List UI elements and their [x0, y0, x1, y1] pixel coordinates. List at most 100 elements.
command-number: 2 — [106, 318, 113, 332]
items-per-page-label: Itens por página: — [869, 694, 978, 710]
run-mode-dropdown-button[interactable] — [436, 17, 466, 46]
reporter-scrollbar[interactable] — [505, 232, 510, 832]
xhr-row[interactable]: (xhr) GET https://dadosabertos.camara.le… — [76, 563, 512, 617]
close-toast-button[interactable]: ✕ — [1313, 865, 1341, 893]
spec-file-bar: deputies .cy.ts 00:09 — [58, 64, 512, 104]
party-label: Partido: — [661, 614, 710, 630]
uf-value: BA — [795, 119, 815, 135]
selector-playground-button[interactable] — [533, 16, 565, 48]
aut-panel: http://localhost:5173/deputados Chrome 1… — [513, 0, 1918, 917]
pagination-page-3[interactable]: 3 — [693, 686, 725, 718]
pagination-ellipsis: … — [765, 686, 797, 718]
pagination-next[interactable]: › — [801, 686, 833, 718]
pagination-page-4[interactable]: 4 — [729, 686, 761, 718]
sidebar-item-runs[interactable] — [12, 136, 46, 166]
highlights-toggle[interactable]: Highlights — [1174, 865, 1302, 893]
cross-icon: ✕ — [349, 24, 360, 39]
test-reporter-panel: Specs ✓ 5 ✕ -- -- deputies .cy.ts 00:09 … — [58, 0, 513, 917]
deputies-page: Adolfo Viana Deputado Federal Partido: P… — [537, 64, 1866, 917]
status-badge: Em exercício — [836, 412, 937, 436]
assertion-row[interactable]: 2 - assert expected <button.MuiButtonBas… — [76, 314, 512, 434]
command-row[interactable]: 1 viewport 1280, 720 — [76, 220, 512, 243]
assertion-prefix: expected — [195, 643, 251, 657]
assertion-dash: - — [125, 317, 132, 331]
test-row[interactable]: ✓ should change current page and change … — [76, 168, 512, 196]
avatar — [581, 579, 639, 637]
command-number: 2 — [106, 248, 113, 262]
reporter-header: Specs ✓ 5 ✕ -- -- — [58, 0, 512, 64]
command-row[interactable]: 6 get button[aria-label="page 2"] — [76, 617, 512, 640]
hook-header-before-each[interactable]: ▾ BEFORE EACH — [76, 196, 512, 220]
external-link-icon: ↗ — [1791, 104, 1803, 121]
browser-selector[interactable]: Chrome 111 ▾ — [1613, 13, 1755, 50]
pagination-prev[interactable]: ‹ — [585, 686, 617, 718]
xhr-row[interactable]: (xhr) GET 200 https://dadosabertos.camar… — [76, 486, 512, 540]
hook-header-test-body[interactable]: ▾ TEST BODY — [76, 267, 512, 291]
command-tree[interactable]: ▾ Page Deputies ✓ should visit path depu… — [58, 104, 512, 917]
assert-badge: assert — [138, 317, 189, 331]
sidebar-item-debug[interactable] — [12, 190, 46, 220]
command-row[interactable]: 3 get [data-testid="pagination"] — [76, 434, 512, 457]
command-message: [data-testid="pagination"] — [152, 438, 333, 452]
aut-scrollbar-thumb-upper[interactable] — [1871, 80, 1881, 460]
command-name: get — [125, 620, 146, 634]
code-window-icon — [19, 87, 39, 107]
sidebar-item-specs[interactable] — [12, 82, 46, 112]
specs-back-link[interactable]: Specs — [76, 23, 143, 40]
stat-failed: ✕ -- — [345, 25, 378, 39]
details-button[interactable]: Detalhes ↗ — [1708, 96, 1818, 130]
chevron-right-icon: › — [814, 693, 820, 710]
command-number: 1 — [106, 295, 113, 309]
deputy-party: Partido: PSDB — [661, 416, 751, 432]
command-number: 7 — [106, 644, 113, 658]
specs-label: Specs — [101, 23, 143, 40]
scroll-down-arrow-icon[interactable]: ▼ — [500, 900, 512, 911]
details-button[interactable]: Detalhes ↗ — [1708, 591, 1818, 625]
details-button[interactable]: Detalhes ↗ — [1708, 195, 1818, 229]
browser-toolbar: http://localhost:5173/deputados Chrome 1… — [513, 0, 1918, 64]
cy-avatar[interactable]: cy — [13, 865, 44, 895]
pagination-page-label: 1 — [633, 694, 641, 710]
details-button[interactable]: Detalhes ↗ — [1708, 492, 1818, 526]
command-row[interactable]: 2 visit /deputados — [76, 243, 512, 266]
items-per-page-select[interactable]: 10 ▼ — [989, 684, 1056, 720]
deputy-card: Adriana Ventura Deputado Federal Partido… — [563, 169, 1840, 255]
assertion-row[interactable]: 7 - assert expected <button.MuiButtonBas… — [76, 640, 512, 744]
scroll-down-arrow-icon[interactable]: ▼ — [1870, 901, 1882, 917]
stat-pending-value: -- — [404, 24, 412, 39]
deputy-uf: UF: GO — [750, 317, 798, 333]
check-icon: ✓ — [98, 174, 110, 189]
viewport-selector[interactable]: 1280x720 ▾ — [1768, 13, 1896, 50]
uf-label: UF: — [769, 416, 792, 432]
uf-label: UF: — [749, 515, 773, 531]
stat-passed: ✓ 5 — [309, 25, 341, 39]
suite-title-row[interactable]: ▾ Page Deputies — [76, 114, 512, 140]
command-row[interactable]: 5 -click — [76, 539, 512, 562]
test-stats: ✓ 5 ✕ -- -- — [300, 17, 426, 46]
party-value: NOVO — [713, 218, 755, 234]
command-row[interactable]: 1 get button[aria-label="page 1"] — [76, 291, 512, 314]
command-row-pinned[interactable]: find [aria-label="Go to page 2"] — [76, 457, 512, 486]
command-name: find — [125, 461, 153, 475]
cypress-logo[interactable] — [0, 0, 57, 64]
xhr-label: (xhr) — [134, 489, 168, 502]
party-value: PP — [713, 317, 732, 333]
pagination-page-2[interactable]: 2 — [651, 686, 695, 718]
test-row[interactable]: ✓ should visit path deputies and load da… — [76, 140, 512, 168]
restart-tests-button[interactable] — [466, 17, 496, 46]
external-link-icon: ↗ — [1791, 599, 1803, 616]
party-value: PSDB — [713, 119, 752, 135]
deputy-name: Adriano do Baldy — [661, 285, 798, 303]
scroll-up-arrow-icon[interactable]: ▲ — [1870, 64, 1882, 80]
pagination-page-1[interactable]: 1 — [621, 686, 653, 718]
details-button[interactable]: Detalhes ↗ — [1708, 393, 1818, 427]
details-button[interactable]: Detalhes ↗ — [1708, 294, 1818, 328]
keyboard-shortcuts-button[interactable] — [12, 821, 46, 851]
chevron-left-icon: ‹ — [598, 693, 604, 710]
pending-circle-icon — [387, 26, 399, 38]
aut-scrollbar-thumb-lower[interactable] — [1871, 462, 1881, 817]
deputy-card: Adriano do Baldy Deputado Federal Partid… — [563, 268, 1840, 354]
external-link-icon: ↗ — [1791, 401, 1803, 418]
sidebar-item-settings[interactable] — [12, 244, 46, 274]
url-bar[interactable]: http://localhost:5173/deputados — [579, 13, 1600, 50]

☆ ☆ ☆ ☆ ☆ ☆ ☆

Directions for this task: Copy out all of the lines above word for word.

Written solution:
List UI elements and their [x0, y0, x1, y1] pixel coordinates. List at most 100 elements.
command-number: 2 — [106, 318, 113, 332]
items-per-page-label: Itens por página: — [869, 694, 978, 710]
run-mode-dropdown-button[interactable] — [436, 17, 466, 46]
reporter-scrollbar[interactable] — [505, 232, 510, 832]
xhr-row[interactable]: (xhr) GET https://dadosabertos.camara.le… — [76, 563, 512, 617]
close-toast-button[interactable]: ✕ — [1313, 865, 1341, 893]
spec-file-bar: deputies .cy.ts 00:09 — [58, 64, 512, 104]
party-label: Partido: — [661, 614, 710, 630]
uf-value: BA — [795, 119, 815, 135]
selector-playground-button[interactable] — [533, 16, 565, 48]
aut-panel: http://localhost:5173/deputados Chrome 1… — [513, 0, 1918, 917]
pagination-page-3[interactable]: 3 — [693, 686, 725, 718]
pagination-ellipsis: … — [765, 686, 797, 718]
pagination-next[interactable]: › — [801, 686, 833, 718]
pagination-page-4[interactable]: 4 — [729, 686, 761, 718]
sidebar-item-runs[interactable] — [12, 136, 46, 166]
highlights-toggle[interactable]: Highlights — [1174, 865, 1302, 893]
cross-icon: ✕ — [349, 24, 360, 39]
test-reporter-panel: Specs ✓ 5 ✕ -- -- deputies .cy.ts 00:09 … — [58, 0, 513, 917]
deputies-page: Adolfo Viana Deputado Federal Partido: P… — [537, 64, 1866, 917]
status-badge: Em exercício — [836, 412, 937, 436]
assertion-row[interactable]: 2 - assert expected <button.MuiButtonBas… — [76, 314, 512, 434]
command-row[interactable]: 1 viewport 1280, 720 — [76, 220, 512, 243]
assertion-prefix: expected — [195, 643, 251, 657]
assertion-dash: - — [125, 317, 132, 331]
test-row[interactable]: ✓ should change current page and change … — [76, 168, 512, 196]
avatar — [581, 579, 639, 637]
command-number: 2 — [106, 248, 113, 262]
reporter-header: Specs ✓ 5 ✕ -- -- — [58, 0, 512, 64]
command-row[interactable]: 6 get button[aria-label="page 2"] — [76, 617, 512, 640]
hook-header-before-each[interactable]: ▾ BEFORE EACH — [76, 196, 512, 220]
external-link-icon: ↗ — [1791, 104, 1803, 121]
browser-selector[interactable]: Chrome 111 ▾ — [1613, 13, 1755, 50]
pagination-prev[interactable]: ‹ — [585, 686, 617, 718]
xhr-row[interactable]: (xhr) GET 200 https://dadosabertos.camar… — [76, 486, 512, 540]
hook-header-test-body[interactable]: ▾ TEST BODY — [76, 267, 512, 291]
command-tree[interactable]: ▾ Page Deputies ✓ should visit path depu… — [58, 104, 512, 917]
assert-badge: assert — [138, 317, 189, 331]
sidebar-item-debug[interactable] — [12, 190, 46, 220]
command-row[interactable]: 3 get [data-testid="pagination"] — [76, 434, 512, 457]
command-message: [data-testid="pagination"] — [152, 438, 333, 452]
aut-scrollbar-thumb-upper[interactable] — [1871, 80, 1881, 460]
command-name: get — [125, 620, 146, 634]
code-window-icon — [19, 87, 39, 107]
sidebar-item-specs[interactable] — [12, 82, 46, 112]
specs-back-link[interactable]: Specs — [76, 23, 143, 40]
stat-failed: ✕ -- — [345, 25, 378, 39]
details-button[interactable]: Detalhes ↗ — [1708, 96, 1818, 130]
chevron-right-icon: › — [814, 693, 820, 710]
command-number: 1 — [106, 295, 113, 309]
deputy-party: Partido: PSDB — [661, 416, 751, 432]
command-number: 7 — [106, 644, 113, 658]
specs-label: Specs — [101, 23, 143, 40]
scroll-down-arrow-icon[interactable]: ▼ — [500, 900, 512, 911]
details-button[interactable]: Detalhes ↗ — [1708, 591, 1818, 625]
details-button[interactable]: Detalhes ↗ — [1708, 195, 1818, 229]
browser-toolbar: http://localhost:5173/deputados Chrome 1… — [513, 0, 1918, 64]
cy-avatar[interactable]: cy — [13, 865, 44, 895]
pagination-page-label: 1 — [633, 694, 641, 710]
details-button[interactable]: Detalhes ↗ — [1708, 492, 1818, 526]
command-row[interactable]: 2 visit /deputados — [76, 243, 512, 266]
items-per-page-select[interactable]: 10 ▼ — [989, 684, 1056, 720]
deputy-card: Adriana Ventura Deputado Federal Partido… — [563, 169, 1840, 255]
assertion-row[interactable]: 7 - assert expected <button.MuiButtonBas… — [76, 640, 512, 744]
scroll-down-arrow-icon[interactable]: ▼ — [1870, 901, 1882, 917]
stat-pending-value: -- — [404, 24, 412, 39]
deputy-uf: UF: GO — [750, 317, 798, 333]
check-icon: ✓ — [98, 174, 110, 189]
viewport-selector[interactable]: 1280x720 ▾ — [1768, 13, 1896, 50]
uf-label: UF: — [769, 416, 792, 432]
uf-label: UF: — [749, 515, 773, 531]
stat-passed: ✓ 5 — [309, 25, 341, 39]
suite-title-row[interactable]: ▾ Page Deputies — [76, 114, 512, 140]
command-row[interactable]: 5 -click — [76, 539, 512, 562]
test-stats: ✓ 5 ✕ -- -- — [300, 17, 426, 46]
party-value: NOVO — [713, 218, 755, 234]
command-row[interactable]: 1 get button[aria-label="page 1"] — [76, 291, 512, 314]
command-row-pinned[interactable]: find [aria-label="Go to page 2"] — [76, 457, 512, 486]
command-name: find — [125, 461, 153, 475]
cypress-logo[interactable] — [0, 0, 57, 64]
xhr-label: (xhr) — [134, 489, 168, 502]
party-value: PP — [713, 317, 732, 333]
pagination-page-2[interactable]: 2 — [651, 686, 695, 718]
test-row[interactable]: ✓ should visit path deputies and load da… — [76, 140, 512, 168]
restart-tests-button[interactable] — [466, 17, 496, 46]
external-link-icon: ↗ — [1791, 599, 1803, 616]
party-value: PSDB — [713, 119, 752, 135]
deputy-name: Adriano do Baldy — [661, 285, 798, 303]
scroll-up-arrow-icon[interactable]: ▲ — [1870, 64, 1882, 80]
pagination-page-1[interactable]: 1 — [621, 686, 653, 718]
details-button[interactable]: Detalhes ↗ — [1708, 393, 1818, 427]
details-button[interactable]: Detalhes ↗ — [1708, 294, 1818, 328]
keyboard-shortcuts-button[interactable] — [12, 821, 46, 851]
chevron-left-icon: ‹ — [598, 693, 604, 710]
pending-circle-icon — [387, 26, 399, 38]
aut-scrollbar-thumb-lower[interactable] — [1871, 462, 1881, 817]
deputy-card: Adriano do Baldy Deputado Federal Partid… — [563, 268, 1840, 354]
external-link-icon: ↗ — [1791, 401, 1803, 418]
sidebar-item-settings[interactable] — [12, 244, 46, 274]
url-bar[interactable]: http://localhost:5173/deputados — [579, 13, 1600, 50]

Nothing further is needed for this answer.